[Objective] Look through the lines and report how many include the word "Rute", giving nothing but the number.

Collected data entries:
※ ※ ※

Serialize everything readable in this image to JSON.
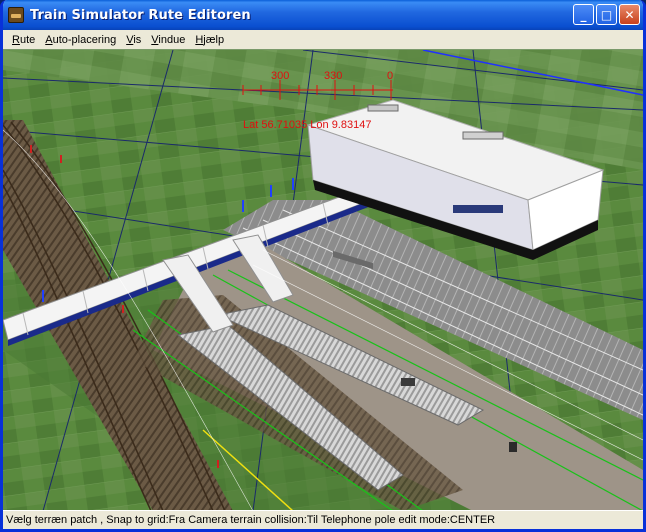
{
  "window": {
    "title": "Train Simulator Rute Editoren",
    "minimize_glyph": "_",
    "maximize_glyph": "□",
    "close_glyph": "✕"
  },
  "menu": {
    "items": [
      "Rute",
      "Auto-placering",
      "Vis",
      "Vindue",
      "Hjælp"
    ]
  },
  "compass": {
    "left": "300",
    "center": "330",
    "right": "0",
    "readout": "Lat 56.71035 Lon 9.83147"
  },
  "status": {
    "text": "Vælg terræn patch , Snap to grid:Fra Camera terrain collision:Til Telephone pole edit mode:CENTER"
  },
  "colors": {
    "titlebar": "#2168e0",
    "terrain": "#4e7a38",
    "compass": "#e01010",
    "track_green": "#19c219"
  }
}
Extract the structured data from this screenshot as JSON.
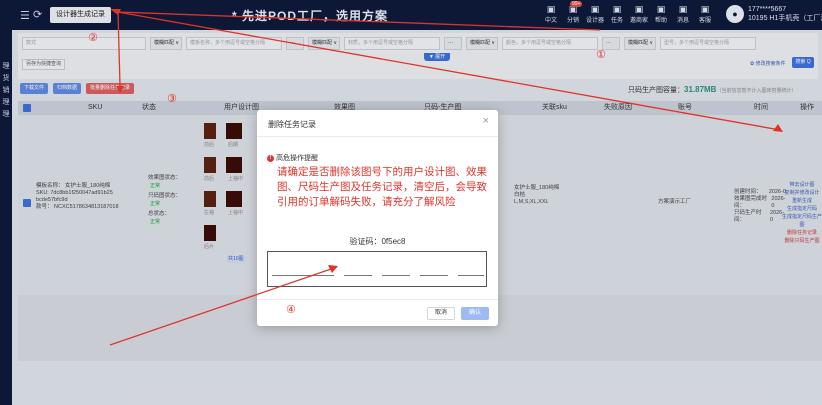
{
  "header": {
    "menu_icon": "menu-icon",
    "refresh_icon": "refresh-icon",
    "tab_label": "设计器生成记录",
    "headline": "* 先进POD工厂，选用方案",
    "tools": [
      {
        "icon": "translate-icon",
        "label": "中文"
      },
      {
        "icon": "share-icon",
        "label": "分销"
      },
      {
        "icon": "designer-icon",
        "label": "设计器"
      },
      {
        "icon": "task-icon",
        "label": "任务"
      },
      {
        "icon": "client-icon",
        "label": "邀商家"
      },
      {
        "icon": "help-icon",
        "label": "帮助"
      },
      {
        "icon": "message-icon",
        "label": "消息"
      },
      {
        "icon": "service-icon",
        "label": "客服"
      }
    ],
    "badge": "99+",
    "user_line1": "177****5667",
    "user_line2": "10195 H1手机壳（工厂演..."
  },
  "leftnav": [
    "理",
    "货",
    "销",
    "理",
    "理"
  ],
  "filters": {
    "row": [
      {
        "type": "box",
        "text": "款式"
      },
      {
        "type": "sel",
        "text": "模糊匹配 ∨"
      },
      {
        "type": "box",
        "text": "模板名称，多个用逗号或空格分隔"
      },
      {
        "type": "sel",
        "text": "···"
      },
      {
        "type": "sel",
        "text": "模糊匹配 ∨"
      },
      {
        "type": "box",
        "text": "材质，多个用逗号或空格分隔"
      },
      {
        "type": "sel",
        "text": "···"
      },
      {
        "type": "sel",
        "text": "模糊匹配 ∨"
      },
      {
        "type": "box",
        "text": "颜色，多个用逗号或空格分隔"
      },
      {
        "type": "sel",
        "text": "···"
      },
      {
        "type": "sel",
        "text": "模糊匹配 ∨"
      },
      {
        "type": "box",
        "text": "型号，多个用逗号或空格分隔"
      }
    ],
    "save_query": "另存为快捷查询",
    "expand": "▼ 展开",
    "recent": "✿ 修改搜索条件",
    "search_button": "搜索 Q"
  },
  "actions": [
    {
      "label": "下载文件",
      "color": "blue"
    },
    {
      "label": "归档数据",
      "color": "blue"
    },
    {
      "label": "批量删除任务记录",
      "color": "red"
    }
  ],
  "storage": {
    "label": "只码生产图容量：",
    "value": "31.87MB",
    "note": "（当前信息暂不计入图床容量统计）"
  },
  "table": {
    "headers": [
      "SKU",
      "状态",
      "用户设计图",
      "效果图",
      "只码-生产图",
      "关联sku",
      "失败原因",
      "账号",
      "时间",
      "操作"
    ],
    "row": {
      "sku_lines": [
        "模板名称：  女护士服_180纯棉",
        "SKU:         7dc8bb1f250047ad91b25",
        "                bcde57bfc9d",
        "款号：       NCXC5178634813187018"
      ],
      "status_lines": [
        {
          "label": "效果图状态：",
          "tag": "正常"
        },
        {
          "label": "只码图状态：",
          "tag": "正常"
        },
        {
          "label": "总状态：",
          "tag": "正常"
        }
      ],
      "design_labels": [
        "前后",
        "后期",
        "前后",
        "上袖中",
        "左袖",
        "上袖中",
        "后片"
      ],
      "design_more": "共10图",
      "linked_sku": [
        "女护士服_180纯棉",
        "白桔",
        "L,M,S,XL,XXL"
      ],
      "account": "方案演示工厂",
      "time_lines": [
        {
          "label": "创建时间：",
          "value": "2026-0"
        },
        {
          "label": "效果图完成时间：",
          "value": "2026-0"
        },
        {
          "label": "只码生产时间：",
          "value": "2026-0"
        }
      ],
      "ops": [
        {
          "label": "带去设计图",
          "danger": false
        },
        {
          "label": "复制并修改设计",
          "danger": false
        },
        {
          "label": "重新生成",
          "danger": false
        },
        {
          "label": "生成指定尺码",
          "danger": false
        },
        {
          "label": "生成指定尺码生产图",
          "danger": false
        },
        {
          "label": "删除任务记录",
          "danger": true
        },
        {
          "label": "删除只码生产图",
          "danger": true
        }
      ]
    }
  },
  "modal": {
    "title": "删除任务记录",
    "close": "×",
    "warn_label": "高危操作提醒",
    "warn_icon": "!",
    "message": "请确定是否删除该图号下的用户设计图、效果图、尺码生产图及任务记录，清空后，会导致引用的订单解码失败，请充分了解风险",
    "verify_label": "验证码：0f5ec8",
    "cancel": "取消",
    "confirm": "确认"
  },
  "annotations": [
    "②",
    "③",
    "①",
    "④"
  ],
  "colors": {
    "annotation": "#e0342a",
    "primary": "#3d6fd6",
    "header": "#0e1a3a"
  }
}
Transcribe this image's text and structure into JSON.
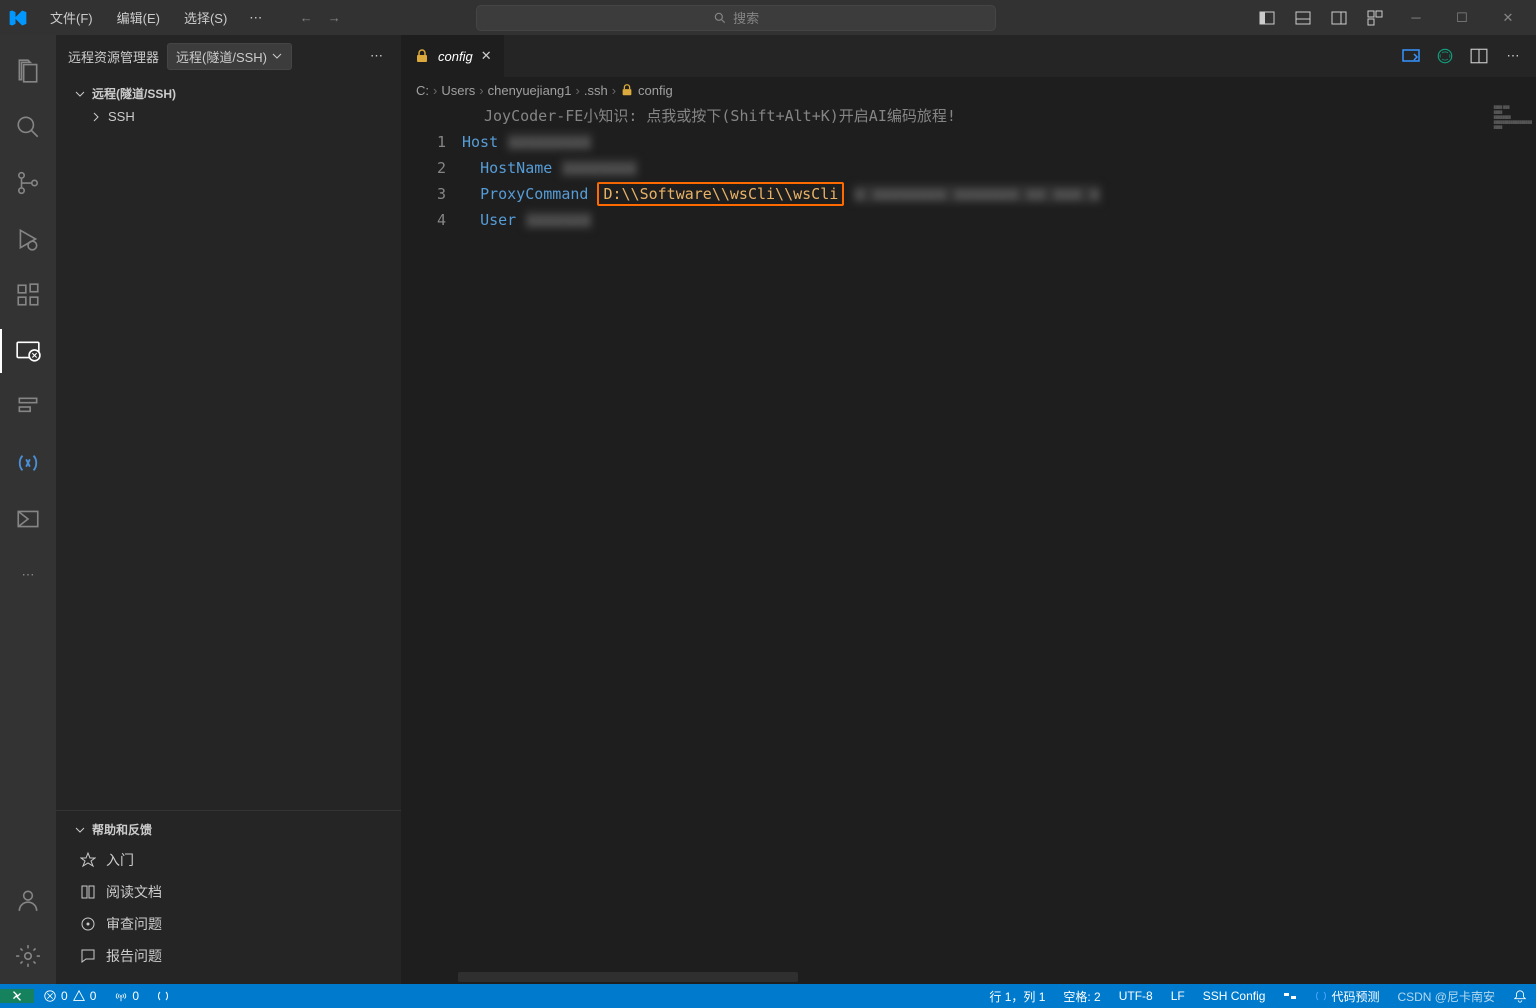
{
  "titlebar": {
    "menus": [
      "文件(F)",
      "编辑(E)",
      "选择(S)"
    ],
    "search_placeholder": "搜索"
  },
  "sidebar": {
    "title": "远程资源管理器",
    "dropdown": "远程(隧道/SSH)",
    "tree_section": "远程(隧道/SSH)",
    "tree_item": "SSH",
    "help": {
      "header": "帮助和反馈",
      "items": [
        "入门",
        "阅读文档",
        "审查问题",
        "报告问题"
      ]
    }
  },
  "editor": {
    "tab": "config",
    "breadcrumb": [
      "C:",
      "Users",
      "chenyuejiang1",
      ".ssh",
      "config"
    ],
    "hint": "JoyCoder-FE小知识: 点我或按下(Shift+Alt+K)开启AI编码旅程!",
    "lines": {
      "l1_kw": "Host",
      "l2_kw": "HostName",
      "l3_kw": "ProxyCommand",
      "l3_highlight": "D:\\\\Software\\\\wsCli\\\\wsCli",
      "l4_kw": "User"
    }
  },
  "status": {
    "errors": "0",
    "warnings": "0",
    "ports": "0",
    "position": "行 1，列 1",
    "spaces": "空格: 2",
    "encoding": "UTF-8",
    "eol": "LF",
    "lang": "SSH Config",
    "predict": "代码预测",
    "watermark": "CSDN @尼卡南安"
  }
}
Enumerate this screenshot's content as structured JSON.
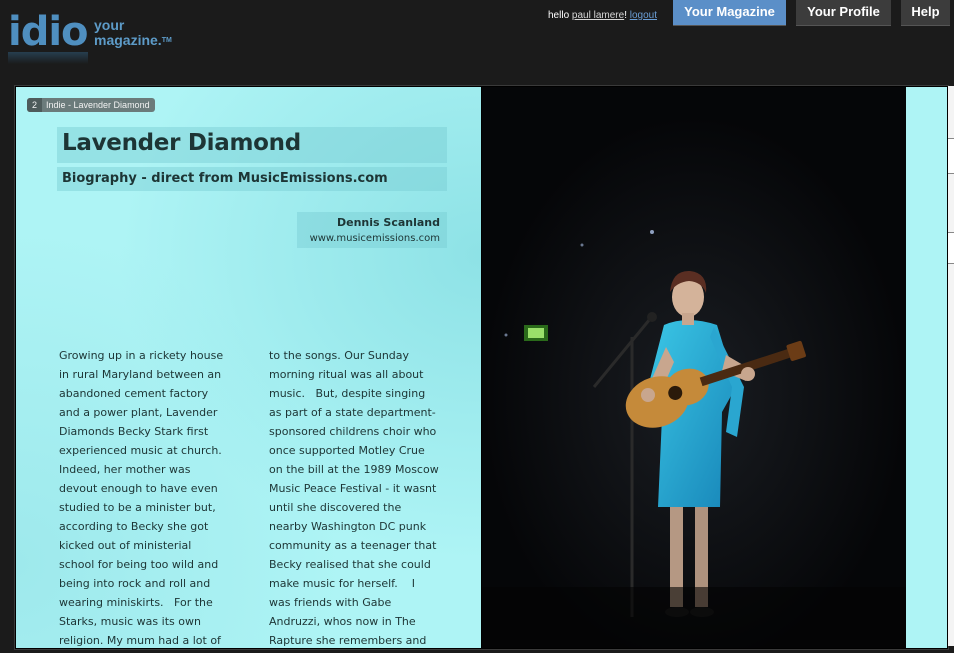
{
  "header": {
    "logo_word": "idio",
    "logo_tag_line1": "your",
    "logo_tag_line2": "magazine.",
    "logo_tm": "TM",
    "greeting": "hello",
    "username": "paul lamere",
    "exclaim": "!",
    "logout": "logout",
    "nav": {
      "your_magazine": "Your Magazine",
      "your_profile": "Your Profile",
      "help": "Help"
    }
  },
  "article": {
    "page_number": "2",
    "breadcrumb": "Indie - Lavender Diamond",
    "title": "Lavender Diamond",
    "subtitle": "Biography - direct from MusicEmissions.com",
    "author": "Dennis Scanland",
    "source_url": "www.musicemissions.com",
    "column1": [
      "Growing up in a rickety house",
      "in rural Maryland between an",
      "abandoned cement factory",
      "and a power plant, Lavender",
      "Diamonds Becky Stark first",
      "experienced music at church.",
      "Indeed, her mother was",
      "devout enough to have even",
      "studied to be a minister but,",
      "according to Becky she got",
      "kicked out of ministerial",
      "school for being too wild and",
      "being into rock and roll and",
      "wearing miniskirts.   For the",
      "Starks, music was its own",
      "religion. My mum had a lot of"
    ],
    "column2": [
      "to the songs. Our Sunday",
      "morning ritual was all about",
      "music.   But, despite singing",
      "as part of a state department-",
      "sponsored childrens choir who",
      "once supported Motley Crue",
      "on the bill at the 1989 Moscow",
      "Music Peace Festival - it wasnt",
      "until she discovered the",
      "nearby Washington DC punk",
      "community as a teenager that",
      "Becky realised that she could",
      "make music for herself.    I",
      "was friends with Gabe",
      "Andruzzi, whos now in The",
      "Rapture she remembers and"
    ]
  },
  "colors": {
    "nav_active": "#5b8fc8",
    "nav_inactive": "#3c3c3c",
    "page_bg": "#aef4f5",
    "text_dark": "#1d3535"
  }
}
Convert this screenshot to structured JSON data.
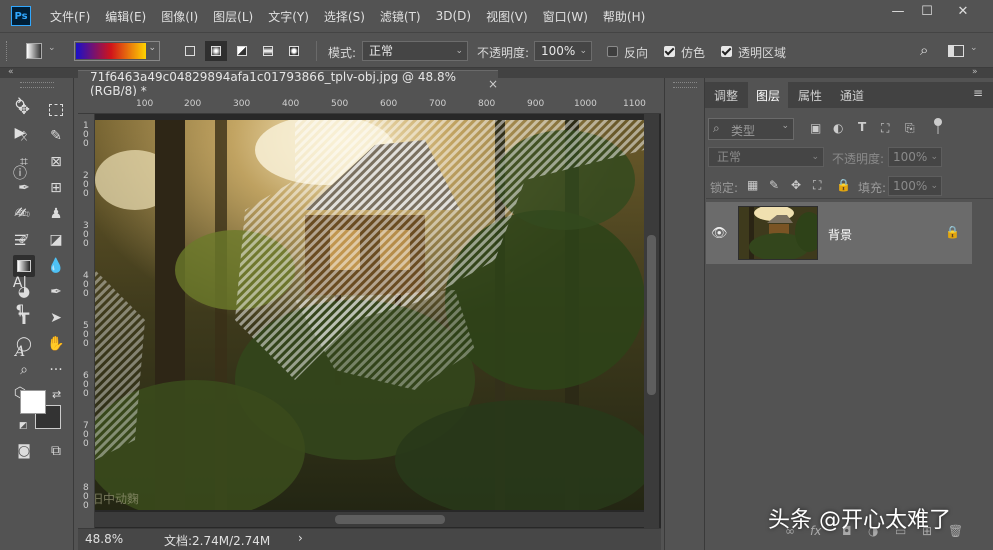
{
  "app": {
    "logo_text": "Ps"
  },
  "menu": [
    "文件(F)",
    "编辑(E)",
    "图像(I)",
    "图层(L)",
    "文字(Y)",
    "选择(S)",
    "滤镜(T)",
    "3D(D)",
    "视图(V)",
    "窗口(W)",
    "帮助(H)"
  ],
  "window_controls": {
    "minimize": "—",
    "maximize": "☐",
    "close": "✕"
  },
  "options": {
    "mode_label": "模式:",
    "mode_value": "正常",
    "opacity_label": "不透明度:",
    "opacity_value": "100%",
    "reverse_label": "反向",
    "dither_label": "仿色",
    "transparency_label": "透明区域",
    "reverse_checked": false,
    "dither_checked": true,
    "transparency_checked": true,
    "gradient_colors": [
      "#1a10c8",
      "#d0141a",
      "#ffd300"
    ]
  },
  "document": {
    "tab_title": "71f6463a49c04829894afa1c01793866_tplv-obj.jpg @ 48.8%(RGB/8) *",
    "tab_close": "×",
    "ruler_top": [
      "100",
      "200",
      "300",
      "400",
      "500",
      "600",
      "700",
      "800",
      "900",
      "1000",
      "1100"
    ],
    "ruler_left": [
      "1\n0\n0",
      "2\n0\n0",
      "3\n0\n0",
      "4\n0\n0",
      "5\n0\n0",
      "6\n0\n0",
      "7\n0\n0",
      "8\n0\n0"
    ],
    "photo_watermark": "旧中动麴"
  },
  "status": {
    "zoom": "48.8%",
    "doc_info": "文档:2.74M/2.74M",
    "arrow": "›"
  },
  "panel": {
    "tabs": [
      "调整",
      "图层",
      "属性",
      "通道"
    ],
    "active_tab": "图层",
    "filter_placeholder": "类型",
    "blend_mode": "正常",
    "opacity_label": "不透明度:",
    "opacity_value": "100%",
    "lock_label": "锁定:",
    "fill_label": "填充:",
    "fill_value": "100%",
    "layer_name": "背景"
  },
  "overlay_watermark": "头条 @开心太难了"
}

※ ※ ※

[Finished task] 2